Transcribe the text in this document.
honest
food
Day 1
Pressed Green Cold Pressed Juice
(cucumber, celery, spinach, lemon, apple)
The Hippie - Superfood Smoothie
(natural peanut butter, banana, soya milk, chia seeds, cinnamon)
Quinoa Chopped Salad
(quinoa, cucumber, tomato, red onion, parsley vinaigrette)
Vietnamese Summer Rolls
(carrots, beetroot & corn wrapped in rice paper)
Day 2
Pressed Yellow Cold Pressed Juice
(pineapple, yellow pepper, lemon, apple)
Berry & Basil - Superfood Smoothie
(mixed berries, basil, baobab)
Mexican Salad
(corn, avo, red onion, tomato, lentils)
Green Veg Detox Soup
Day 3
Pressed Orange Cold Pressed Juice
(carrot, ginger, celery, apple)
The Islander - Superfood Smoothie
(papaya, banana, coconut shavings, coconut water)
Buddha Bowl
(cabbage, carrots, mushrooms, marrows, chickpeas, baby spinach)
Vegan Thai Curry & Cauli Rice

══════════

**Task brief:** Copy every record exactly, with nothing added or dropped.

**Result:**
Transcribe the text in this document.
honest
food
Day 1
Pressed Green Cold Pressed Juice
(cucumber, celery, spinach, lemon, apple)
The Hippie - Superfood Smoothie
(natural peanut butter, banana, soya milk, chia seeds, cinnamon)
Quinoa Chopped Salad
(quinoa, cucumber, tomato, red onion, parsley vinaigrette)
Vietnamese Summer Rolls
(carrots, beetroot & corn wrapped in rice paper)
Day 2
Pressed Yellow Cold Pressed Juice
(pineapple, yellow pepper, lemon, apple)
Berry & Basil - Superfood Smoothie
(mixed berries, basil, baobab)
Mexican Salad
(corn, avo, red onion, tomato, lentils)
Green Veg Detox Soup
Day 3
Pressed Orange Cold Pressed Juice
(carrot, ginger, celery, apple)
The Islander - Superfood Smoothie
(papaya, banana, coconut shavings, coconut water)
Buddha Bowl
(cabbage, carrots, mushrooms, marrows, chickpeas, baby spinach)
Vegan Thai Curry & Cauli Rice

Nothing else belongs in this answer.